Task details.
Reproduce word for word the part of the article on nurses' pay that begins at the words "It’s the classic" and stops after "it was needed.".

Provided passage.

☆ ☆ ☆ ☆ ☆ ☆ ☆

Undervalued, underpaid, overstressed: nurses need a fair deal but they won’t get it unless they strike. How can they do that without harming patients?

It’s the classic dilemma for nurses: how can they campaign for fair pay and conditions when striking may harm NHS patients?

Tory Chancellor Rishi Sunak spat in the faces of nurses across the UK in his Budget speech yesterday (March 3), which did not even mention the National Health Service.

It was a deliberate insult to the healthcare workers who have suffered and sacrificed – some losing their lives – in the face of government failure to provide even the most basic protective equipment when it was needed.

It seems Tories think applause is all that nurses deserve. Meanwhile they are working overtime or using credit to be able to pay essential bills, and using food banks to be able to eat.

They have lost both their mental and physical health, struggling to come to terms with the horrors they have witnessed while trying to cope with Covid-19, underfunded, understaffed and underequipped by the Tories.

This is a national scandal.

☆ ☆ ☆ ☆ ☆ ☆ ☆

Supplied data.
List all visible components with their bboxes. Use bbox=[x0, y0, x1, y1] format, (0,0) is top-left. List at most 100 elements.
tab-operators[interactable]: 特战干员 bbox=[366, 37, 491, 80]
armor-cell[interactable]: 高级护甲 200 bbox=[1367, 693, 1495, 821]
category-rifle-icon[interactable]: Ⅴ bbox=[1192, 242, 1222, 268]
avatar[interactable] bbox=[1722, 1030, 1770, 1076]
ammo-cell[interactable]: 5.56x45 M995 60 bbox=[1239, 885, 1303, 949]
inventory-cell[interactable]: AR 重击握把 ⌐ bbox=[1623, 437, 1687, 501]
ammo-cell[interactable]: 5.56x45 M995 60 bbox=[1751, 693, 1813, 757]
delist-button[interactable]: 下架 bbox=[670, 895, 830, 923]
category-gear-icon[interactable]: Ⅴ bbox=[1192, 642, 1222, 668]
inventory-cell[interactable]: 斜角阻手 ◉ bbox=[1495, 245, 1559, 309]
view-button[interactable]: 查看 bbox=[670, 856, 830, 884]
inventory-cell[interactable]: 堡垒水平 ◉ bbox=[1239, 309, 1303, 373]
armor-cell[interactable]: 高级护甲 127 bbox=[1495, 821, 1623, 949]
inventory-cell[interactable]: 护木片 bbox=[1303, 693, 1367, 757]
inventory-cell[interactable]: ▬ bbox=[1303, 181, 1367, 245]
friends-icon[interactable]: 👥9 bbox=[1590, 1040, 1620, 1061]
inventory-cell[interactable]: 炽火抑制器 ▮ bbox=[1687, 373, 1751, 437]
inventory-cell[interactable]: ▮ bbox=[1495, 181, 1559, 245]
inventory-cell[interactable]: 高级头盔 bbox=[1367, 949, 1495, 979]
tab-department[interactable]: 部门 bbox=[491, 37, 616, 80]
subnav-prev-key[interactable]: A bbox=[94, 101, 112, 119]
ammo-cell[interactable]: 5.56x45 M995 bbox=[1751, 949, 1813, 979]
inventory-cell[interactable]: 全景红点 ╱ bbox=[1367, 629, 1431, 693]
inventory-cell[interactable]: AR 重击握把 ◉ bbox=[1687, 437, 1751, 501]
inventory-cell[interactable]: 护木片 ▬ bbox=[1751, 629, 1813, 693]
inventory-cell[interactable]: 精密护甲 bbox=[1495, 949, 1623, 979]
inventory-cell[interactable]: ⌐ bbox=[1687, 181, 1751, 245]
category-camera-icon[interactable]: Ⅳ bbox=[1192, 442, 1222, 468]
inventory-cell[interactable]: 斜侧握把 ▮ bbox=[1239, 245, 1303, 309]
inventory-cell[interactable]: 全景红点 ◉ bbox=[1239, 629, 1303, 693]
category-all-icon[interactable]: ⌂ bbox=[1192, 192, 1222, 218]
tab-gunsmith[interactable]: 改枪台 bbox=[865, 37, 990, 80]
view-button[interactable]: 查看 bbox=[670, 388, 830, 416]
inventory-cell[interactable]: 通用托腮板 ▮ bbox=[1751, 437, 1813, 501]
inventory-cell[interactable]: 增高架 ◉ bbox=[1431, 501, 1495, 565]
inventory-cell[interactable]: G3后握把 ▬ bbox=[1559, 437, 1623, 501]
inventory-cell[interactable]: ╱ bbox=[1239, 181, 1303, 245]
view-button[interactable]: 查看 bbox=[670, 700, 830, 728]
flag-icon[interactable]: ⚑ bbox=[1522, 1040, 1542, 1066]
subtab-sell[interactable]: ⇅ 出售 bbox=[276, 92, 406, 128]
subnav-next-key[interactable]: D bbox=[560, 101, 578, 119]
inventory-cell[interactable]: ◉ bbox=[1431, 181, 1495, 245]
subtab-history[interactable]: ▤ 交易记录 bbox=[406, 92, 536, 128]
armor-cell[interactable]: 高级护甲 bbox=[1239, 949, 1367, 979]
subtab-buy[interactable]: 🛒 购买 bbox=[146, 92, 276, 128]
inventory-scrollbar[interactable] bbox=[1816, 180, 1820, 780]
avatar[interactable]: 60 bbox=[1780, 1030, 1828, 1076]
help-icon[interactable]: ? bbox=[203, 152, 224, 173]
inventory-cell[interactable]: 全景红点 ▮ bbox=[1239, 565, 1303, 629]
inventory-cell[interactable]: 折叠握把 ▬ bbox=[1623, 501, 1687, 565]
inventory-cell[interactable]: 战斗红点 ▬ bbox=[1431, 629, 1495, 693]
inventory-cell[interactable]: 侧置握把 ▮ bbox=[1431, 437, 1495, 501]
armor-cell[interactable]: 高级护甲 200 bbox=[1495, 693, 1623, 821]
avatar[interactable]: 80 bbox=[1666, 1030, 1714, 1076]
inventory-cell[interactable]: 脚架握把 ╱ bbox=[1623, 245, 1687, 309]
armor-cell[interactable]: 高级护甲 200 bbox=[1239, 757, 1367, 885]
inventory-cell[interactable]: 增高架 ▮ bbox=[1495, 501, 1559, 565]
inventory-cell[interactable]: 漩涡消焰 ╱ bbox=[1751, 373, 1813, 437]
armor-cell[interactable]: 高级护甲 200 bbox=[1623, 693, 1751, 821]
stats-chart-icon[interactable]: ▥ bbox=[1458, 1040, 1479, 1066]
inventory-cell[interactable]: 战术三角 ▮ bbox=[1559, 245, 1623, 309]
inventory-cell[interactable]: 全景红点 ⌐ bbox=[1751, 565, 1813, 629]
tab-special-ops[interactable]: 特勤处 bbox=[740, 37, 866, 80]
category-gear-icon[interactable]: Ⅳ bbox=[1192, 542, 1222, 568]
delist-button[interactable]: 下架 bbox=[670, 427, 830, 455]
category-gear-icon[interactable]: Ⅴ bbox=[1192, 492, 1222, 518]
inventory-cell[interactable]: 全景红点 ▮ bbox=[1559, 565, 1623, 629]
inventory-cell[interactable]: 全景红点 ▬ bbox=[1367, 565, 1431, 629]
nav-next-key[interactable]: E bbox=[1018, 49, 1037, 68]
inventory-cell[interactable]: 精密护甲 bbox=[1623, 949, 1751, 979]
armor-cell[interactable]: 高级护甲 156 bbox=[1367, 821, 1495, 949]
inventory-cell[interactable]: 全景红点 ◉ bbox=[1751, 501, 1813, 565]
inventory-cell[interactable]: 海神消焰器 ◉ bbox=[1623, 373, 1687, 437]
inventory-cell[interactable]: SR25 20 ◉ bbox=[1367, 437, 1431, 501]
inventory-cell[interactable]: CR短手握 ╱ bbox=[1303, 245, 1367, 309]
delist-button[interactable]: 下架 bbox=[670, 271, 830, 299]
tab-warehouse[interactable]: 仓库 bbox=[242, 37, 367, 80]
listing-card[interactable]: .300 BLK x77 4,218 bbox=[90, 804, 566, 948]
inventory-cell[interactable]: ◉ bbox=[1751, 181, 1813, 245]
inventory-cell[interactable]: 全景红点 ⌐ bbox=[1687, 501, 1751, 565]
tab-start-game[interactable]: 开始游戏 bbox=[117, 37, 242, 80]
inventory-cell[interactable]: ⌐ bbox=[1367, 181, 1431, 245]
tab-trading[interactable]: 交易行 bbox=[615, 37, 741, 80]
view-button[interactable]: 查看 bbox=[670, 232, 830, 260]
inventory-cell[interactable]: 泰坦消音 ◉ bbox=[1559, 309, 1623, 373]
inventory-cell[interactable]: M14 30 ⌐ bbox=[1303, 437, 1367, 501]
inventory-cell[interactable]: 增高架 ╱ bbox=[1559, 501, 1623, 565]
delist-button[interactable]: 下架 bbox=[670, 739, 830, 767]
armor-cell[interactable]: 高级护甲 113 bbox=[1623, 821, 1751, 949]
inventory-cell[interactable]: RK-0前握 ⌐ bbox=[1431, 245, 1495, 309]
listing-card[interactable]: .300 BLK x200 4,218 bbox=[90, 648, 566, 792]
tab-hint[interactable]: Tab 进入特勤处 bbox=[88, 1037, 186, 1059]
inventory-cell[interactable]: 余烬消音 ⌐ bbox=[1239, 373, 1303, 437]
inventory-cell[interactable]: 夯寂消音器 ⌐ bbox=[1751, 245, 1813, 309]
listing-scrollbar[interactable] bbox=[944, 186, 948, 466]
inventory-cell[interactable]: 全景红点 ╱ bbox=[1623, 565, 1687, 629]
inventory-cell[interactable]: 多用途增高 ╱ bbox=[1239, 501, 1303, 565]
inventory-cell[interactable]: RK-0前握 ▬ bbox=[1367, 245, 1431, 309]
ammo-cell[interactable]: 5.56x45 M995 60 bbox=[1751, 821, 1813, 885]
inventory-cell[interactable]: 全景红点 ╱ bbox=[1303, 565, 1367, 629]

☆ ☆ ☆ ☆ ☆ ☆ ☆

Output for this task.
It’s the classic dilemma for nurses: how can they campaign for fair pay and conditions when striking may harm NHS patients?

Tory Chancellor Rishi Sunak spat in the faces of nurses across the UK in his Budget speech yesterday (March 3), which did not even mention the National Health Service.

It was a deliberate insult to the healthcare workers who have suffered and sacrificed – some losing their lives – in the face of government failure to provide even the most basic protective equipment when it was needed.